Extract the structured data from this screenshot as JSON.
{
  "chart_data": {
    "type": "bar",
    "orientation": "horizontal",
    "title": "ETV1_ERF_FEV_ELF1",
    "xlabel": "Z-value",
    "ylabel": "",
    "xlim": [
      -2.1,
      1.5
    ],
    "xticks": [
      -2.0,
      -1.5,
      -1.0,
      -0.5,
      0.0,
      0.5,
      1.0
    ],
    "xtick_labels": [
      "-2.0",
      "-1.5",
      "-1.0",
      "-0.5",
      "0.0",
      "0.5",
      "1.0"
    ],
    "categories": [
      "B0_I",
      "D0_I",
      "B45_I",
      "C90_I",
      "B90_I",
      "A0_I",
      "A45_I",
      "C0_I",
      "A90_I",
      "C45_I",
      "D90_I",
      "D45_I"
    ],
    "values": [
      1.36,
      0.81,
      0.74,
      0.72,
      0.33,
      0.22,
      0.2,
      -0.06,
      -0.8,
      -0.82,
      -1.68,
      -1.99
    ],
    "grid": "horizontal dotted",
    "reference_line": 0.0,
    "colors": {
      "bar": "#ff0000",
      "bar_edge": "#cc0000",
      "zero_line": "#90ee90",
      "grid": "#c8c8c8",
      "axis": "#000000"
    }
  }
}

..............................

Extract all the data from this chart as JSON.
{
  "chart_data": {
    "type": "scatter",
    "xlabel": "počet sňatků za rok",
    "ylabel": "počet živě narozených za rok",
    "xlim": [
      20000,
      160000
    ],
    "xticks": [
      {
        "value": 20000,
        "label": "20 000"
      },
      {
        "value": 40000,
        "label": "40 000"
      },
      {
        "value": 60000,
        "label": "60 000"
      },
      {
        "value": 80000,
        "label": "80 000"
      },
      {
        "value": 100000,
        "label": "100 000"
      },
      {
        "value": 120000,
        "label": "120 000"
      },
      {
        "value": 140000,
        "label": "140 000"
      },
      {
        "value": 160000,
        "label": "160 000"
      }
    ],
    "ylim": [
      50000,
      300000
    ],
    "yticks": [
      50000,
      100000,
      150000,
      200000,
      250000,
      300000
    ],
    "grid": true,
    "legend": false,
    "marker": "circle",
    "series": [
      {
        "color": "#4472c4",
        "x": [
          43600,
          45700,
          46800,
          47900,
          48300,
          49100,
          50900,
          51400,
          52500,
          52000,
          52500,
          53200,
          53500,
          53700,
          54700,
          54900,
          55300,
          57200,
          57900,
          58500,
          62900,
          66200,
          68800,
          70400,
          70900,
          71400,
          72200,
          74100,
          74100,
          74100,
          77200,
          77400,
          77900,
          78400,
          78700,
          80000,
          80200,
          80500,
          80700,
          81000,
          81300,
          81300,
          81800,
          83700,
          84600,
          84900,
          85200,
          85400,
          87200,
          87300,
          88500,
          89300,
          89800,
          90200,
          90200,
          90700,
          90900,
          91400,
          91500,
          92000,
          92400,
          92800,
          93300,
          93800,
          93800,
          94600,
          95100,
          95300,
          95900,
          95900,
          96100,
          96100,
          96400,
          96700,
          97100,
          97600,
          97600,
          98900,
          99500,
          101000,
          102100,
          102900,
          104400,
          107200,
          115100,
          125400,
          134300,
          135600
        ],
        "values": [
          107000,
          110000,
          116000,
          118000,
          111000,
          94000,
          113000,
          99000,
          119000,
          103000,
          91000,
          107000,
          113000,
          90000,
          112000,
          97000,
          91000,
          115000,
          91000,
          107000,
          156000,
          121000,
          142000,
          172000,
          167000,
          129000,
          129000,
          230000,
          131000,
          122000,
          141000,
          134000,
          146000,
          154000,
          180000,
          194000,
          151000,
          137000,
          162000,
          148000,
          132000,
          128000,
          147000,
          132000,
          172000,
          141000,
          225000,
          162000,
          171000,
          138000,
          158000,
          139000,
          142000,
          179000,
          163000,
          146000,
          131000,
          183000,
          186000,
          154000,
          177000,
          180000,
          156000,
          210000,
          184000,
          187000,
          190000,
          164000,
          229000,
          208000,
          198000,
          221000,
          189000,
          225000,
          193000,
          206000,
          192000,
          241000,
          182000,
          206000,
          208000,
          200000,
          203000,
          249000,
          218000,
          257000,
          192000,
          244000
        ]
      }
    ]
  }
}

..............................

Working from the entries above, return all lines that contain "xlabel".

    "xlabel": "Z-value",
    "xlabel": "počet sňatků za rok",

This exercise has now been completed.